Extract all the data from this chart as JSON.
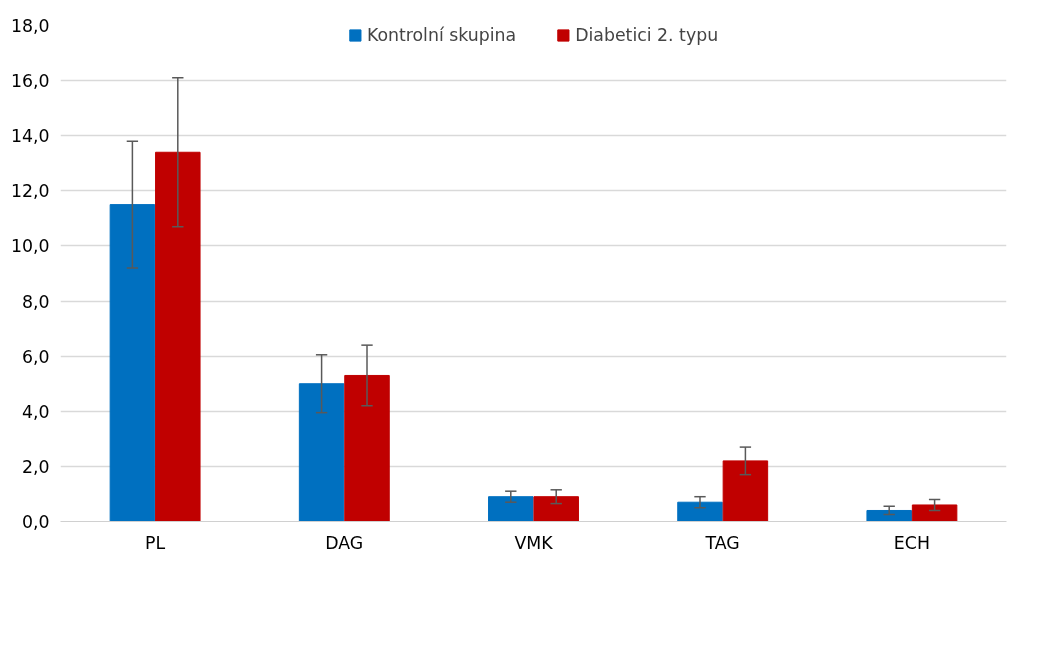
{
  "chart_data": {
    "type": "bar",
    "categories": [
      "PL",
      "DAG",
      "VMK",
      "TAG",
      "ECH"
    ],
    "series": [
      {
        "name": "Kontrolní skupina",
        "color": "#0070c0",
        "values": [
          11.5,
          5.0,
          0.9,
          0.7,
          0.4
        ],
        "errors": [
          2.3,
          1.05,
          0.2,
          0.2,
          0.15
        ]
      },
      {
        "name": "Diabetici 2. typu",
        "color": "#c00000",
        "values": [
          13.4,
          5.3,
          0.9,
          2.2,
          0.6
        ],
        "errors": [
          2.7,
          1.1,
          0.25,
          0.5,
          0.2
        ]
      }
    ],
    "ylim": [
      0,
      18
    ],
    "yticks": [
      {
        "value": 0,
        "label": "0,0"
      },
      {
        "value": 2,
        "label": "2,0"
      },
      {
        "value": 4,
        "label": "4,0"
      },
      {
        "value": 6,
        "label": "6,0"
      },
      {
        "value": 8,
        "label": "8,0"
      },
      {
        "value": 10,
        "label": "10,0"
      },
      {
        "value": 12,
        "label": "12,0"
      },
      {
        "value": 14,
        "label": "14,0"
      },
      {
        "value": 16,
        "label": "16,0"
      },
      {
        "value": 18,
        "label": "18,0"
      }
    ],
    "grid": "y",
    "legend": "top"
  }
}
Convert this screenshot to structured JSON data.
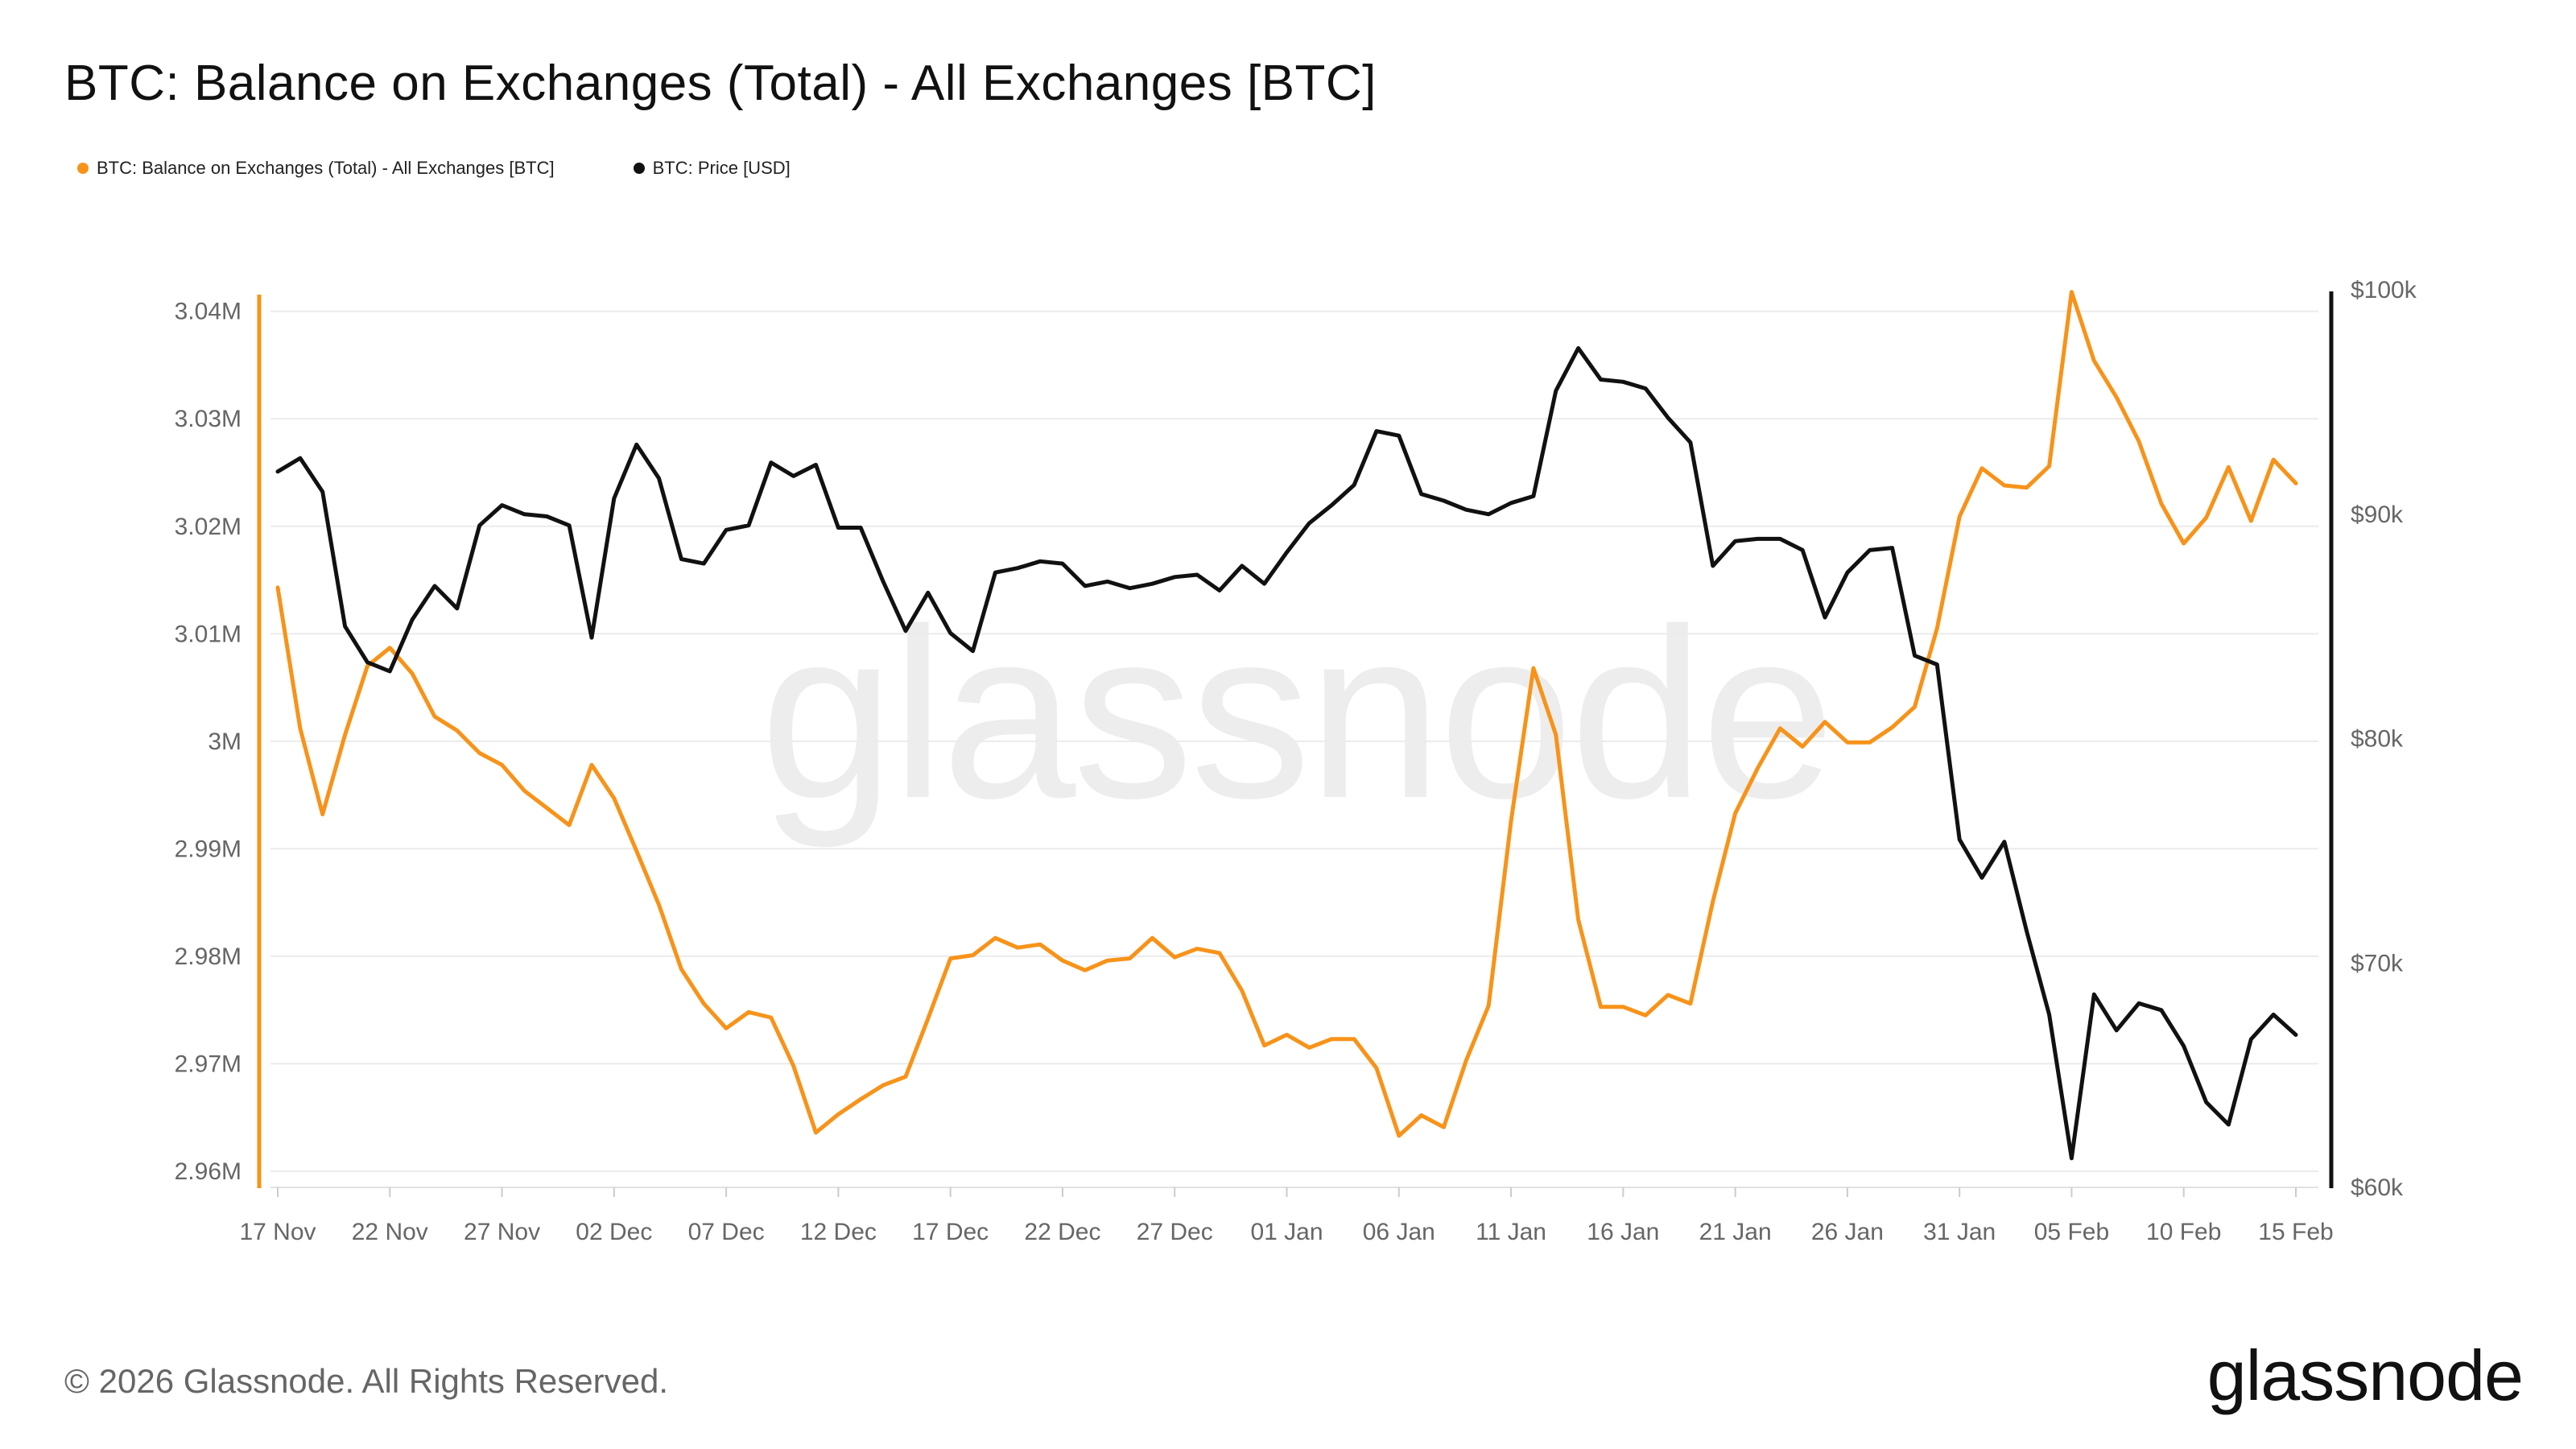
{
  "title": "BTC: Balance on Exchanges (Total) - All Exchanges [BTC]",
  "footer": "© 2026 Glassnode. All Rights Reserved.",
  "brand": "glassnode",
  "watermark": "glassnode",
  "colors": {
    "balance": "#F7931A",
    "price": "#111111",
    "grid": "#EBEBEB"
  },
  "chart_data": {
    "type": "line",
    "title": "BTC: Balance on Exchanges (Total) - All Exchanges [BTC]",
    "legend_position": "top-left",
    "grid": true,
    "x_tick_labels": [
      "17 Nov",
      "22 Nov",
      "27 Nov",
      "02 Dec",
      "07 Dec",
      "12 Dec",
      "17 Dec",
      "22 Dec",
      "27 Dec",
      "01 Jan",
      "06 Jan",
      "11 Jan",
      "16 Jan",
      "21 Jan",
      "26 Jan",
      "31 Jan",
      "05 Feb",
      "10 Feb",
      "15 Feb"
    ],
    "x_range": [
      "2025-11-17",
      "2026-02-15"
    ],
    "y_left": {
      "ticks": [
        "2.96M",
        "2.97M",
        "2.98M",
        "2.99M",
        "3M",
        "3.01M",
        "3.02M",
        "3.03M",
        "3.04M"
      ],
      "range": [
        2958500,
        3042000
      ]
    },
    "y_right": {
      "ticks": [
        "$60k",
        "$70k",
        "$80k",
        "$90k",
        "$100k"
      ],
      "tick_values": [
        60000,
        70000,
        80000,
        90000,
        100000
      ],
      "range": [
        60000,
        100000
      ]
    },
    "series": [
      {
        "name": "BTC: Balance on Exchanges (Total) - All Exchanges [BTC]",
        "axis": "left",
        "values": [
          3014300,
          3001200,
          2993200,
          3000600,
          3007000,
          3008700,
          3006300,
          3002300,
          3001000,
          2998900,
          2997800,
          2995400,
          2993800,
          2992200,
          2997800,
          2994700,
          2989800,
          2984800,
          2978800,
          2975600,
          2973300,
          2974800,
          2974300,
          2969800,
          2963600,
          2965300,
          2966700,
          2968000,
          2968800,
          2974200,
          2979800,
          2980100,
          2981700,
          2980800,
          2981100,
          2979600,
          2978700,
          2979600,
          2979800,
          2981700,
          2979900,
          2980700,
          2980300,
          2976800,
          2971700,
          2972700,
          2971500,
          2972300,
          2972300,
          2969600,
          2963300,
          2965200,
          2964100,
          2970300,
          2975400,
          2992600,
          3006800,
          3000600,
          2983400,
          2975300,
          2975300,
          2974500,
          2976400,
          2975600,
          2985100,
          2993300,
          2997500,
          3001200,
          2999500,
          3001800,
          2999900,
          2999900,
          3001300,
          3003200,
          3010500,
          3020900,
          3025400,
          3023800,
          3023600,
          3025600,
          3041800,
          3035400,
          3032000,
          3027900,
          3022100,
          3018400,
          3020800,
          3025500,
          3020500,
          3026200,
          3024000
        ]
      },
      {
        "name": "BTC: Price [USD]",
        "axis": "right",
        "values": [
          91900,
          92500,
          91000,
          85000,
          83400,
          83000,
          85300,
          86800,
          85800,
          89500,
          90400,
          90000,
          89900,
          89500,
          84500,
          90700,
          93100,
          91600,
          88000,
          87800,
          89300,
          89500,
          92300,
          91700,
          92200,
          89400,
          89400,
          87000,
          84800,
          86500,
          84700,
          83900,
          87400,
          87600,
          87900,
          87800,
          86800,
          87000,
          86700,
          86900,
          87200,
          87300,
          86600,
          87700,
          86900,
          88300,
          89600,
          90400,
          91300,
          93700,
          93500,
          90900,
          90600,
          90200,
          90000,
          90500,
          90800,
          95500,
          97400,
          96000,
          95900,
          95600,
          94300,
          93200,
          87700,
          88800,
          88900,
          88900,
          88400,
          85400,
          87400,
          88400,
          88500,
          83700,
          83300,
          75500,
          73800,
          75400,
          71400,
          67700,
          61300,
          68600,
          67000,
          68200,
          67900,
          66300,
          63800,
          62800,
          66600,
          67700,
          66800
        ]
      }
    ]
  }
}
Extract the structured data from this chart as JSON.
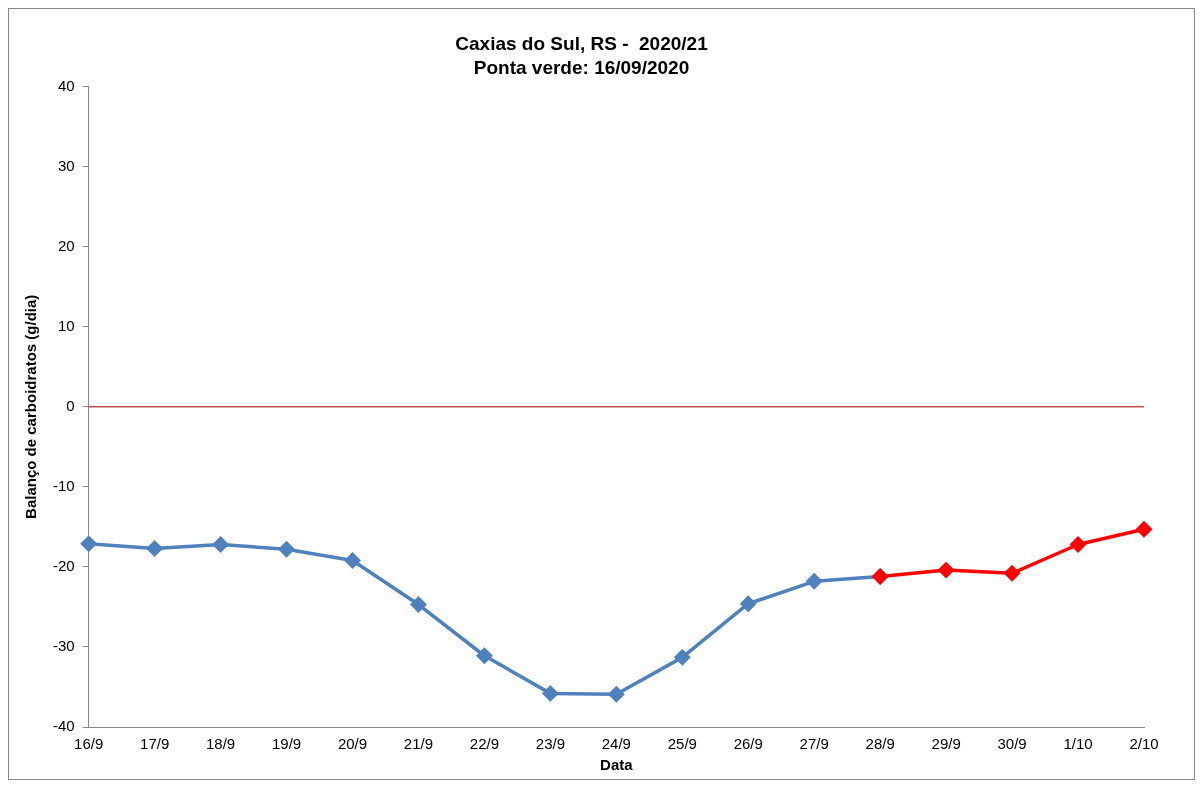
{
  "chart_data": {
    "type": "line",
    "title": "Caxias do Sul, RS -  2020/21",
    "subtitle": "Ponta verde: 16/09/2020",
    "xlabel": "Data",
    "ylabel": "Balanço de carboidratos (g/dia)",
    "categories": [
      "16/9",
      "17/9",
      "18/9",
      "19/9",
      "20/9",
      "21/9",
      "22/9",
      "23/9",
      "24/9",
      "25/9",
      "26/9",
      "27/9",
      "28/9",
      "29/9",
      "30/9",
      "1/10",
      "2/10"
    ],
    "series": [
      {
        "color": "#4f81bd",
        "values": [
          -17.1,
          -17.7,
          -17.2,
          -17.8,
          -19.2,
          -24.7,
          -31.1,
          -35.8,
          -35.9,
          -31.3,
          -24.6,
          -21.8,
          -21.2,
          null,
          null,
          null,
          null
        ]
      },
      {
        "color": "#ff0000",
        "values": [
          null,
          null,
          null,
          null,
          null,
          null,
          null,
          null,
          null,
          null,
          null,
          null,
          -21.2,
          -20.4,
          -20.8,
          -17.2,
          -15.3
        ]
      }
    ],
    "ylim": [
      -40,
      40
    ],
    "yticks": [
      -40,
      -30,
      -20,
      -10,
      0,
      10,
      20,
      30,
      40
    ],
    "ref_lines": [
      {
        "axis": "y",
        "value": 0,
        "color": "#c0504d"
      }
    ],
    "grid": false,
    "legend": false,
    "marker": "diamond",
    "line_style": "solid"
  }
}
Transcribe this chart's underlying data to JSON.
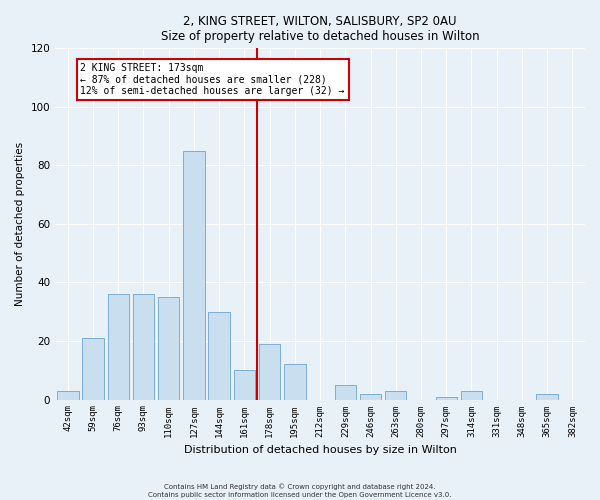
{
  "title1": "2, KING STREET, WILTON, SALISBURY, SP2 0AU",
  "title2": "Size of property relative to detached houses in Wilton",
  "xlabel": "Distribution of detached houses by size in Wilton",
  "ylabel": "Number of detached properties",
  "categories": [
    "42sqm",
    "59sqm",
    "76sqm",
    "93sqm",
    "110sqm",
    "127sqm",
    "144sqm",
    "161sqm",
    "178sqm",
    "195sqm",
    "212sqm",
    "229sqm",
    "246sqm",
    "263sqm",
    "280sqm",
    "297sqm",
    "314sqm",
    "331sqm",
    "348sqm",
    "365sqm",
    "382sqm"
  ],
  "values": [
    3,
    21,
    36,
    36,
    35,
    85,
    30,
    10,
    19,
    12,
    0,
    5,
    2,
    3,
    0,
    1,
    3,
    0,
    0,
    2,
    0
  ],
  "bar_color": "#c9dff0",
  "bar_edgecolor": "#7bafd4",
  "vline_color": "#cc0000",
  "annotation_text": "2 KING STREET: 173sqm\n← 87% of detached houses are smaller (228)\n12% of semi-detached houses are larger (32) →",
  "annotation_box_edgecolor": "#cc0000",
  "ylim": [
    0,
    120
  ],
  "yticks": [
    0,
    20,
    40,
    60,
    80,
    100,
    120
  ],
  "footnote1": "Contains HM Land Registry data © Crown copyright and database right 2024.",
  "footnote2": "Contains public sector information licensed under the Open Government Licence v3.0.",
  "bg_color": "#e8f0f8",
  "plot_bg_color": "#e8f0f8"
}
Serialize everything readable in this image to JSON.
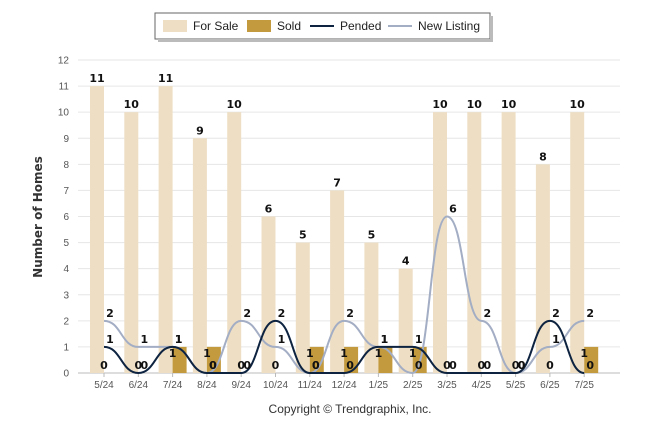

WHAT TO WORK ON:
Your task is to gather every line with the word "this" and copy it.

THE COMPLETED TASK:
Extract all the data from this chart as JSON.
Convert this screenshot to structured JSON data.
Extract the structured data from this chart as JSON.
Transcribe this chart's underlying data to JSON.
Serialize everything readable in this image to JSON.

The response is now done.